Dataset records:
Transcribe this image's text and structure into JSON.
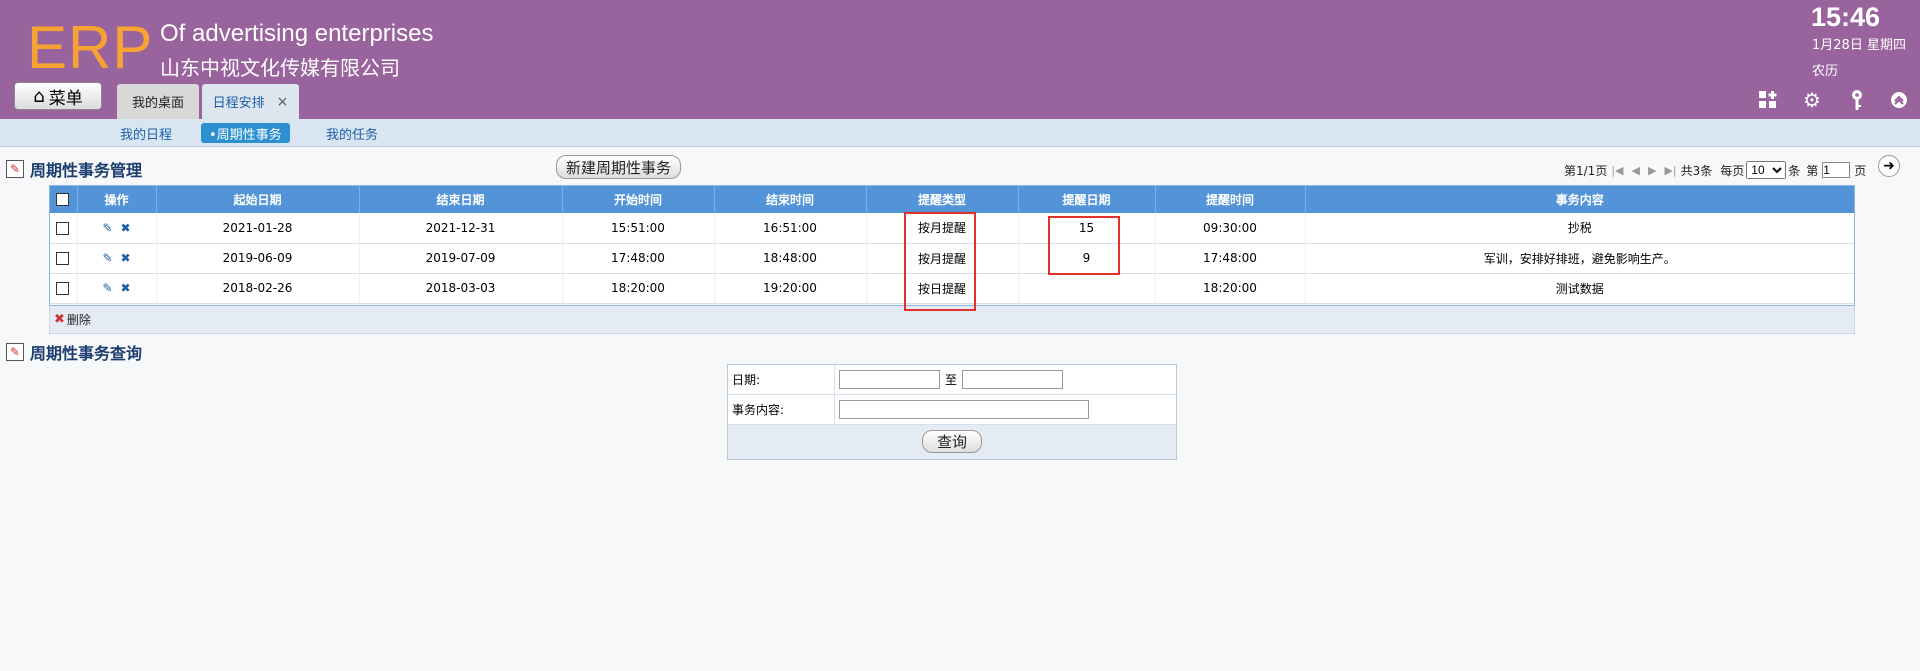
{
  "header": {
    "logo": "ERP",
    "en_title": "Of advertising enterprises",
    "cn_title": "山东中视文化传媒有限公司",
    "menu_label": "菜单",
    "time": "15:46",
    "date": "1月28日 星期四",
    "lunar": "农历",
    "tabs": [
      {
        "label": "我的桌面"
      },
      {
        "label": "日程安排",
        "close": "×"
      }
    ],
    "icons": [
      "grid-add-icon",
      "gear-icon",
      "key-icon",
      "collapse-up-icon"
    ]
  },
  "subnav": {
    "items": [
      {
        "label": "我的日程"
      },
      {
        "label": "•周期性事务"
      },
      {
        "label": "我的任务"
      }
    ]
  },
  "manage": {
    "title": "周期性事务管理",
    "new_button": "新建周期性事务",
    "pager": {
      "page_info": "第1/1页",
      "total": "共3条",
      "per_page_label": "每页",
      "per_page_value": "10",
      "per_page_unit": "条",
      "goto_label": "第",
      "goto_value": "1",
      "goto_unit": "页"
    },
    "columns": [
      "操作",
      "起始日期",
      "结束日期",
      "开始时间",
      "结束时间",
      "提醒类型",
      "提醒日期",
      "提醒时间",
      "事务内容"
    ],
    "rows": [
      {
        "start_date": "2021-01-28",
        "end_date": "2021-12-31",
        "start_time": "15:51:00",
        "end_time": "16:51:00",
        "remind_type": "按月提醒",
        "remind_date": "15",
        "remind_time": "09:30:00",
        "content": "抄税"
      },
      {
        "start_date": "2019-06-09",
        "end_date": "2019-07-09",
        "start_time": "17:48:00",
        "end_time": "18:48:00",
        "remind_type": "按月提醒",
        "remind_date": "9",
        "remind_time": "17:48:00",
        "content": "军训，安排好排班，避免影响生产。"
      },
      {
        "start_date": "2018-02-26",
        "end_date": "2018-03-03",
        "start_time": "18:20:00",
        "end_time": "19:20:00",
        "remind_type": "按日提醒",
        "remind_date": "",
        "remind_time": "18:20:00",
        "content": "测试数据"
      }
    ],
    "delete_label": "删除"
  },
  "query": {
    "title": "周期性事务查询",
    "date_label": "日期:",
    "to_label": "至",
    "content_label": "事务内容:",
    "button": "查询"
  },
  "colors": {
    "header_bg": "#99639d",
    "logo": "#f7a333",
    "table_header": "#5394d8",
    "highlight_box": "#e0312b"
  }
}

Task statement —
Omit the pictures, then quote the rest of the material above exactly.

Result —
Transcribe this image's text and structure into JSON.
{
  "header": {
    "logo": "ERP",
    "en_title": "Of advertising enterprises",
    "cn_title": "山东中视文化传媒有限公司",
    "menu_label": "菜单",
    "time": "15:46",
    "date": "1月28日 星期四",
    "lunar": "农历",
    "tabs": [
      {
        "label": "我的桌面"
      },
      {
        "label": "日程安排",
        "close": "×"
      }
    ],
    "icons": [
      "grid-add-icon",
      "gear-icon",
      "key-icon",
      "collapse-up-icon"
    ]
  },
  "subnav": {
    "items": [
      {
        "label": "我的日程"
      },
      {
        "label": "•周期性事务"
      },
      {
        "label": "我的任务"
      }
    ]
  },
  "manage": {
    "title": "周期性事务管理",
    "new_button": "新建周期性事务",
    "pager": {
      "page_info": "第1/1页",
      "total": "共3条",
      "per_page_label": "每页",
      "per_page_value": "10",
      "per_page_unit": "条",
      "goto_label": "第",
      "goto_value": "1",
      "goto_unit": "页"
    },
    "columns": [
      "操作",
      "起始日期",
      "结束日期",
      "开始时间",
      "结束时间",
      "提醒类型",
      "提醒日期",
      "提醒时间",
      "事务内容"
    ],
    "rows": [
      {
        "start_date": "2021-01-28",
        "end_date": "2021-12-31",
        "start_time": "15:51:00",
        "end_time": "16:51:00",
        "remind_type": "按月提醒",
        "remind_date": "15",
        "remind_time": "09:30:00",
        "content": "抄税"
      },
      {
        "start_date": "2019-06-09",
        "end_date": "2019-07-09",
        "start_time": "17:48:00",
        "end_time": "18:48:00",
        "remind_type": "按月提醒",
        "remind_date": "9",
        "remind_time": "17:48:00",
        "content": "军训，安排好排班，避免影响生产。"
      },
      {
        "start_date": "2018-02-26",
        "end_date": "2018-03-03",
        "start_time": "18:20:00",
        "end_time": "19:20:00",
        "remind_type": "按日提醒",
        "remind_date": "",
        "remind_time": "18:20:00",
        "content": "测试数据"
      }
    ],
    "delete_label": "删除"
  },
  "query": {
    "title": "周期性事务查询",
    "date_label": "日期:",
    "to_label": "至",
    "content_label": "事务内容:",
    "button": "查询"
  },
  "colors": {
    "header_bg": "#99639d",
    "logo": "#f7a333",
    "table_header": "#5394d8",
    "highlight_box": "#e0312b"
  }
}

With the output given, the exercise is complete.